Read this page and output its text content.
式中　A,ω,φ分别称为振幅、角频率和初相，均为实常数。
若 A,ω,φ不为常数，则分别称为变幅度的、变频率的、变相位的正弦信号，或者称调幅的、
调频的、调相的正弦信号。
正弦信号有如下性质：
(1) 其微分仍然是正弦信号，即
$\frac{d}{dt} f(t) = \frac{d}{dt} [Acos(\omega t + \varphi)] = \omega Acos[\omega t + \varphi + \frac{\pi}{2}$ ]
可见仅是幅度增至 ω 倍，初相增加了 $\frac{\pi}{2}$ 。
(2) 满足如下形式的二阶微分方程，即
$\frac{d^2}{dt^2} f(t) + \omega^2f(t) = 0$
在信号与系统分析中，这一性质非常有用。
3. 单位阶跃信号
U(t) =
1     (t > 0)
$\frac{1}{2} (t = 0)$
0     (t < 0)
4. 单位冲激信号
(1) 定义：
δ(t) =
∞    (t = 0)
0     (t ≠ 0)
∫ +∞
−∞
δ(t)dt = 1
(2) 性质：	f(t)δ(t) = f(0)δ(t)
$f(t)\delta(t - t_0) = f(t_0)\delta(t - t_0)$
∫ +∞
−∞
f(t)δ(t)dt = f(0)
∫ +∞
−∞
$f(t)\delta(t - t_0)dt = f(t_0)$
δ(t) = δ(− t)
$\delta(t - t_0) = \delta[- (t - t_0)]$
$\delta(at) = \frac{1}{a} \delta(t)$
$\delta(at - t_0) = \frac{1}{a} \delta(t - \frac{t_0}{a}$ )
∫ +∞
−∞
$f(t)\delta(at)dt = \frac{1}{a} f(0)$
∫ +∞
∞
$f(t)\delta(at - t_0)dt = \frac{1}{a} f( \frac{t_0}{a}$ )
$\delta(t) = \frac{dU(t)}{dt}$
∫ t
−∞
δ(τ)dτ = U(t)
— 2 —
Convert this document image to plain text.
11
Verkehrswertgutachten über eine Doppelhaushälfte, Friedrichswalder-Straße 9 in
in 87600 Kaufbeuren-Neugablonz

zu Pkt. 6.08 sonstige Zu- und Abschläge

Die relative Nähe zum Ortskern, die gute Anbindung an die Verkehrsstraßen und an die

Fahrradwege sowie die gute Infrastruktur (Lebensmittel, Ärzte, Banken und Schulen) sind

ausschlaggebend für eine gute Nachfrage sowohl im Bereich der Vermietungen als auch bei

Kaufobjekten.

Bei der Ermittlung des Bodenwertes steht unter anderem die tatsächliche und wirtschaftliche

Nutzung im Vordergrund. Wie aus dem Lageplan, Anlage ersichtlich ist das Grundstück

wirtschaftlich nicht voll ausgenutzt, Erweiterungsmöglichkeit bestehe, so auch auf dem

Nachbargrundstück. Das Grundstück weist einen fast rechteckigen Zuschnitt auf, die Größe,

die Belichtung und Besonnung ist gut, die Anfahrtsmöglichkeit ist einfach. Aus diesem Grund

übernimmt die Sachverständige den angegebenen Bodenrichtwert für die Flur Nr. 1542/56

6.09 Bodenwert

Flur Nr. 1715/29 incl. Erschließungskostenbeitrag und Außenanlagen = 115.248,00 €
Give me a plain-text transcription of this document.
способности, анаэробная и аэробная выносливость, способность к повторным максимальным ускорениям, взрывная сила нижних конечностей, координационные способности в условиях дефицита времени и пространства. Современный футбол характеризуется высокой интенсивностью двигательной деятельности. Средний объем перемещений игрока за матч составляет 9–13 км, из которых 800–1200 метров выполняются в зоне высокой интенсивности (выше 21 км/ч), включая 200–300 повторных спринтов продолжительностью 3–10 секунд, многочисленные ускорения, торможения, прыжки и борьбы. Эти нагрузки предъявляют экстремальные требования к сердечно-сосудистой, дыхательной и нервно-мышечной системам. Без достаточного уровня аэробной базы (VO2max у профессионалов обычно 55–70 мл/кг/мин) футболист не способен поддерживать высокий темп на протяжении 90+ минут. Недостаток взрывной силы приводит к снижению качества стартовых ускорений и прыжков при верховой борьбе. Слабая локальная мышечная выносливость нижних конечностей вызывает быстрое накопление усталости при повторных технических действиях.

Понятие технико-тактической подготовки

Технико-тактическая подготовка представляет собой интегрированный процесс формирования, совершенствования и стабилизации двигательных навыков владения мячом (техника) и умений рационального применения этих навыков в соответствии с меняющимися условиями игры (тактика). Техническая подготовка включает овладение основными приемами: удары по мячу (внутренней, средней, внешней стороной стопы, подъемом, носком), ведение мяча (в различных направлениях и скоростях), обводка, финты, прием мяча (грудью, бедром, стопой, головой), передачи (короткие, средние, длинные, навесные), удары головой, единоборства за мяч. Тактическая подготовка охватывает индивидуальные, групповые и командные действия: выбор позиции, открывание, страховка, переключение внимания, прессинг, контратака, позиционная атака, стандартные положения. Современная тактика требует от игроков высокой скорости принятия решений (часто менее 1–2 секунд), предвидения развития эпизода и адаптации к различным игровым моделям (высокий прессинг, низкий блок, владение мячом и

________

# GIVEN TASK
Find the lines holding "document" and list every one.

# EXERCISE SOLUTION
Convert this document image to plain text.
Give me a plain-text transcription of this document.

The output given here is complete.